== TASK MATERIAL
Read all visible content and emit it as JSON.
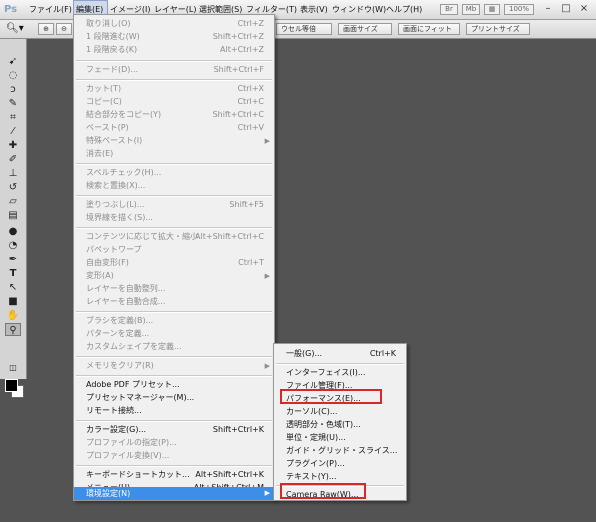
{
  "app": {
    "logo": "Ps"
  },
  "menubar": {
    "items": [
      "ファイル(F)",
      "編集(E)",
      "イメージ(I)",
      "レイヤー(L)",
      "選択範囲(S)",
      "フィルター(T)",
      "表示(V)",
      "ウィンドウ(W)",
      "ヘルプ(H)"
    ],
    "zoom": "100%",
    "window_controls": [
      "–",
      "□",
      "×"
    ]
  },
  "options_bar": {
    "buttons": [
      "ウセル等倍",
      "画面サイズ",
      "画面にフィット",
      "プリントサイズ"
    ]
  },
  "tools": {
    "icons": [
      "move-tool",
      "marquee-tool",
      "lasso-tool",
      "quick-select-tool",
      "crop-tool",
      "eyedropper-tool",
      "healing-brush-tool",
      "brush-tool",
      "clone-stamp-tool",
      "history-brush-tool",
      "eraser-tool",
      "gradient-tool",
      "blur-tool",
      "dodge-tool",
      "pen-tool",
      "type-tool",
      "path-select-tool",
      "shape-tool",
      "hand-tool",
      "zoom-tool"
    ]
  },
  "edit_menu": {
    "items": [
      {
        "label": "取り消し(O)",
        "shortcut": "Ctrl+Z",
        "state": "disabled"
      },
      {
        "label": "1 段階進む(W)",
        "shortcut": "Shift+Ctrl+Z",
        "state": "disabled"
      },
      {
        "label": "1 段階戻る(K)",
        "shortcut": "Alt+Ctrl+Z",
        "state": "disabled"
      },
      {
        "separator": true
      },
      {
        "label": "フェード(D)...",
        "shortcut": "Shift+Ctrl+F",
        "state": "disabled"
      },
      {
        "separator": true
      },
      {
        "label": "カット(T)",
        "shortcut": "Ctrl+X",
        "state": "disabled"
      },
      {
        "label": "コピー(C)",
        "shortcut": "Ctrl+C",
        "state": "disabled"
      },
      {
        "label": "結合部分をコピー(Y)",
        "shortcut": "Shift+Ctrl+C",
        "state": "disabled"
      },
      {
        "label": "ペースト(P)",
        "shortcut": "Ctrl+V",
        "state": "disabled"
      },
      {
        "label": "特殊ペースト(I)",
        "shortcut": "",
        "state": "disabled",
        "submenu": true
      },
      {
        "label": "消去(E)",
        "shortcut": "",
        "state": "disabled"
      },
      {
        "separator": true
      },
      {
        "label": "スペルチェック(H)...",
        "shortcut": "",
        "state": "disabled"
      },
      {
        "label": "検索と置換(X)...",
        "shortcut": "",
        "state": "disabled"
      },
      {
        "separator": true
      },
      {
        "label": "塗りつぶし(L)...",
        "shortcut": "Shift+F5",
        "state": "disabled"
      },
      {
        "label": "境界線を描く(S)...",
        "shortcut": "",
        "state": "disabled"
      },
      {
        "separator": true
      },
      {
        "label": "コンテンツに応じて拡大・縮小",
        "shortcut": "Alt+Shift+Ctrl+C",
        "state": "disabled"
      },
      {
        "label": "パペットワープ",
        "shortcut": "",
        "state": "disabled"
      },
      {
        "label": "自由変形(F)",
        "shortcut": "Ctrl+T",
        "state": "disabled"
      },
      {
        "label": "変形(A)",
        "shortcut": "",
        "state": "disabled",
        "submenu": true
      },
      {
        "label": "レイヤーを自動整列...",
        "shortcut": "",
        "state": "disabled"
      },
      {
        "label": "レイヤーを自動合成...",
        "shortcut": "",
        "state": "disabled"
      },
      {
        "separator": true
      },
      {
        "label": "ブラシを定義(B)...",
        "shortcut": "",
        "state": "disabled"
      },
      {
        "label": "パターンを定義...",
        "shortcut": "",
        "state": "disabled"
      },
      {
        "label": "カスタムシェイプを定義...",
        "shortcut": "",
        "state": "disabled"
      },
      {
        "separator": true
      },
      {
        "label": "メモリをクリア(R)",
        "shortcut": "",
        "state": "disabled",
        "submenu": true
      },
      {
        "separator": true
      },
      {
        "label": "Adobe PDF プリセット...",
        "shortcut": "",
        "state": "enabled"
      },
      {
        "label": "プリセットマネージャー(M)...",
        "shortcut": "",
        "state": "enabled"
      },
      {
        "label": "リモート接続...",
        "shortcut": "",
        "state": "enabled"
      },
      {
        "separator": true
      },
      {
        "label": "カラー設定(G)...",
        "shortcut": "Shift+Ctrl+K",
        "state": "enabled"
      },
      {
        "label": "プロファイルの指定(P)...",
        "shortcut": "",
        "state": "disabled"
      },
      {
        "label": "プロファイル変換(V)...",
        "shortcut": "",
        "state": "disabled"
      },
      {
        "separator": true
      },
      {
        "label": "キーボードショートカット...",
        "shortcut": "Alt+Shift+Ctrl+K",
        "state": "enabled"
      },
      {
        "label": "メニュー(U)...",
        "shortcut": "Alt+Shift+Ctrl+M",
        "state": "enabled"
      },
      {
        "label": "環境設定(N)",
        "shortcut": "",
        "state": "highlighted",
        "submenu": true
      }
    ]
  },
  "preferences_submenu": {
    "items": [
      {
        "label": "一般(G)...",
        "shortcut": "Ctrl+K"
      },
      {
        "separator": true
      },
      {
        "label": "インターフェイス(I)..."
      },
      {
        "label": "ファイル管理(F)..."
      },
      {
        "label": "パフォーマンス(E)...",
        "boxed": true
      },
      {
        "label": "カーソル(C)..."
      },
      {
        "label": "透明部分・色域(T)..."
      },
      {
        "label": "単位・定規(U)..."
      },
      {
        "label": "ガイド・グリッド・スライス..."
      },
      {
        "label": "プラグイン(P)..."
      },
      {
        "label": "テキスト(Y)..."
      },
      {
        "separator": true
      },
      {
        "label": "Camera Raw(W)...",
        "boxed": true
      }
    ]
  },
  "colors": {
    "highlight": "#3d8ee8",
    "callout_box": "#d8262b"
  }
}
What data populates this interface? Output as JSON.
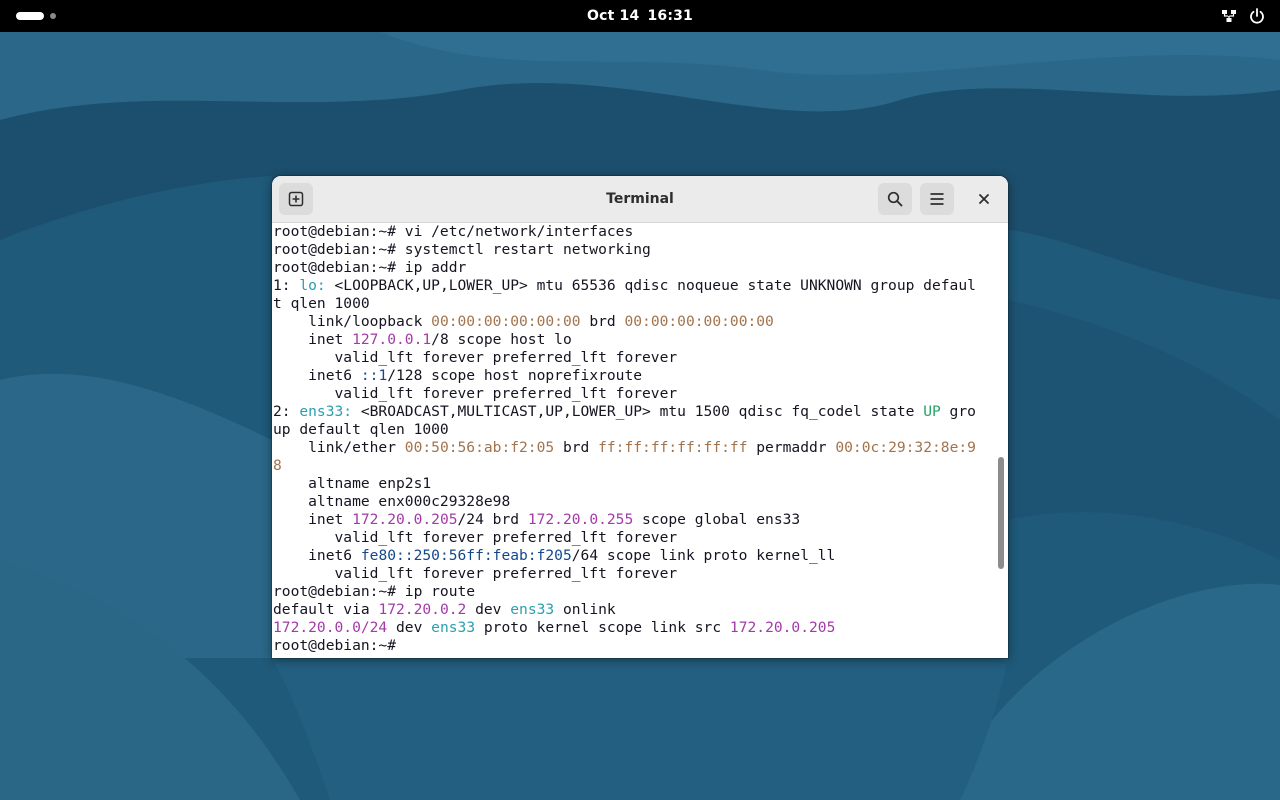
{
  "topbar": {
    "date": "Oct 14",
    "time": "16:31",
    "icons": [
      "activities-indicator",
      "network-question-icon",
      "power-icon"
    ]
  },
  "window": {
    "title": "Terminal",
    "icons": [
      "new-tab-icon",
      "search-icon",
      "hamburger-menu-icon",
      "close-icon"
    ]
  },
  "terminal": {
    "lines": [
      [
        {
          "t": "root@debian:~# vi /etc/network/interfaces",
          "c": ""
        }
      ],
      [
        {
          "t": "root@debian:~# systemctl restart networking",
          "c": ""
        }
      ],
      [
        {
          "t": "root@debian:~# ip addr",
          "c": ""
        }
      ],
      [
        {
          "t": "1: ",
          "c": ""
        },
        {
          "t": "lo:",
          "c": "cyan"
        },
        {
          "t": " <LOOPBACK,UP,LOWER_UP> mtu 65536 qdisc noqueue state UNKNOWN group defaul",
          "c": ""
        }
      ],
      [
        {
          "t": "t qlen 1000",
          "c": ""
        }
      ],
      [
        {
          "t": "    link/loopback ",
          "c": ""
        },
        {
          "t": "00:00:00:00:00:00",
          "c": "brown"
        },
        {
          "t": " brd ",
          "c": ""
        },
        {
          "t": "00:00:00:00:00:00",
          "c": "brown"
        }
      ],
      [
        {
          "t": "    inet ",
          "c": ""
        },
        {
          "t": "127.0.0.1",
          "c": "mag"
        },
        {
          "t": "/8 scope host lo",
          "c": ""
        }
      ],
      [
        {
          "t": "       valid_lft forever preferred_lft forever",
          "c": ""
        }
      ],
      [
        {
          "t": "    inet6 ",
          "c": ""
        },
        {
          "t": "::1",
          "c": "blue"
        },
        {
          "t": "/128 scope host noprefixroute",
          "c": ""
        }
      ],
      [
        {
          "t": "       valid_lft forever preferred_lft forever",
          "c": ""
        }
      ],
      [
        {
          "t": "2: ",
          "c": ""
        },
        {
          "t": "ens33:",
          "c": "cyan"
        },
        {
          "t": " <BROADCAST,MULTICAST,UP,LOWER_UP> mtu 1500 qdisc fq_codel state ",
          "c": ""
        },
        {
          "t": "UP",
          "c": "green"
        },
        {
          "t": " gro",
          "c": ""
        }
      ],
      [
        {
          "t": "up default qlen 1000",
          "c": ""
        }
      ],
      [
        {
          "t": "    link/ether ",
          "c": ""
        },
        {
          "t": "00:50:56:ab:f2:05",
          "c": "brown"
        },
        {
          "t": " brd ",
          "c": ""
        },
        {
          "t": "ff:ff:ff:ff:ff:ff",
          "c": "brown"
        },
        {
          "t": " permaddr ",
          "c": ""
        },
        {
          "t": "00:0c:29:32:8e:9",
          "c": "brown"
        }
      ],
      [
        {
          "t": "8",
          "c": "brown"
        }
      ],
      [
        {
          "t": "    altname enp2s1",
          "c": ""
        }
      ],
      [
        {
          "t": "    altname enx000c29328e98",
          "c": ""
        }
      ],
      [
        {
          "t": "    inet ",
          "c": ""
        },
        {
          "t": "172.20.0.205",
          "c": "mag"
        },
        {
          "t": "/24 brd ",
          "c": ""
        },
        {
          "t": "172.20.0.255",
          "c": "mag"
        },
        {
          "t": " scope global ens33",
          "c": ""
        }
      ],
      [
        {
          "t": "       valid_lft forever preferred_lft forever",
          "c": ""
        }
      ],
      [
        {
          "t": "    inet6 ",
          "c": ""
        },
        {
          "t": "fe80::250:56ff:feab:f205",
          "c": "blue"
        },
        {
          "t": "/64 scope link proto kernel_ll",
          "c": ""
        }
      ],
      [
        {
          "t": "       valid_lft forever preferred_lft forever",
          "c": ""
        }
      ],
      [
        {
          "t": "root@debian:~# ip route",
          "c": ""
        }
      ],
      [
        {
          "t": "default via ",
          "c": ""
        },
        {
          "t": "172.20.0.2",
          "c": "mag"
        },
        {
          "t": " dev ",
          "c": ""
        },
        {
          "t": "ens33",
          "c": "cyan"
        },
        {
          "t": " onlink",
          "c": ""
        }
      ],
      [
        {
          "t": "172.20.0.0/24",
          "c": "mag"
        },
        {
          "t": " dev ",
          "c": ""
        },
        {
          "t": "ens33",
          "c": "cyan"
        },
        {
          "t": " proto kernel scope link src ",
          "c": ""
        },
        {
          "t": "172.20.0.205",
          "c": "mag"
        }
      ],
      [
        {
          "t": "root@debian:~# ",
          "c": ""
        }
      ]
    ],
    "scroll_position": 0.73
  },
  "colors": {
    "desktop_bg": "#1f5a7a",
    "accent_cyan": "#2a9fb0",
    "accent_magenta": "#a23aa8",
    "accent_brown": "#a2734c",
    "accent_green": "#26a269",
    "accent_blue": "#12488b"
  }
}
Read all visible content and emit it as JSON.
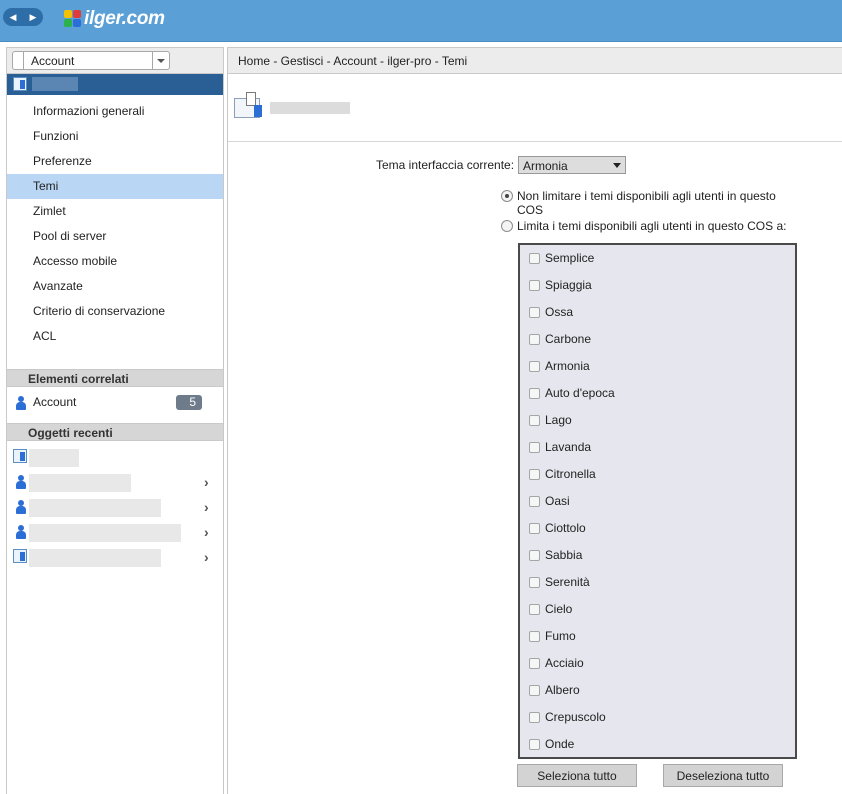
{
  "topbar": {
    "logo_text": "ilger.com",
    "back_glyph": "◀",
    "forward_glyph": "▶"
  },
  "sidebar": {
    "account_select": "Account",
    "nav_items": [
      {
        "label": "Informazioni generali"
      },
      {
        "label": "Funzioni"
      },
      {
        "label": "Preferenze"
      },
      {
        "label": "Temi",
        "active": true
      },
      {
        "label": "Zimlet"
      },
      {
        "label": "Pool di server"
      },
      {
        "label": "Accesso mobile"
      },
      {
        "label": "Avanzate"
      },
      {
        "label": "Criterio di conservazione"
      },
      {
        "label": "ACL"
      }
    ],
    "related_header": "Elementi correlati",
    "related": {
      "label": "Account",
      "count": "5"
    },
    "recent_header": "Oggetti recenti"
  },
  "main": {
    "breadcrumb": "Home - Gestisci - Account - ilger-pro - Temi",
    "current_theme_label": "Tema interfaccia corrente:",
    "current_theme_value": "Armonia",
    "radio_unlimited": "Non limitare i temi disponibili agli utenti in questo COS",
    "radio_unlimited_checked": true,
    "radio_limited": "Limita i temi disponibili agli utenti in questo COS a:",
    "themes": [
      "Semplice",
      "Spiaggia",
      "Ossa",
      "Carbone",
      "Armonia",
      "Auto d'epoca",
      "Lago",
      "Lavanda",
      "Citronella",
      "Oasi",
      "Ciottolo",
      "Sabbia",
      "Serenità",
      "Cielo",
      "Fumo",
      "Acciaio",
      "Albero",
      "Crepuscolo",
      "Onde"
    ],
    "select_all": "Seleziona tutto",
    "deselect_all": "Deseleziona tutto"
  },
  "colors": {
    "topbar": "#5aa0d6",
    "selected_nav": "#b9d7f5",
    "account_header": "#2a5f95"
  }
}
====
YOUR OBJECTIVE: Which lines hold the string "scope"? Copy all of them from the data above.

SOLUTION TO THIS EXERCISE:
          "t": "/8 scope host lo",
          "t": "/128 scope host noprefixroute",
          "t": " scope global ens33",
          "t": "/64 scope link proto kernel_ll",
          "t": " proto kernel scope link src ",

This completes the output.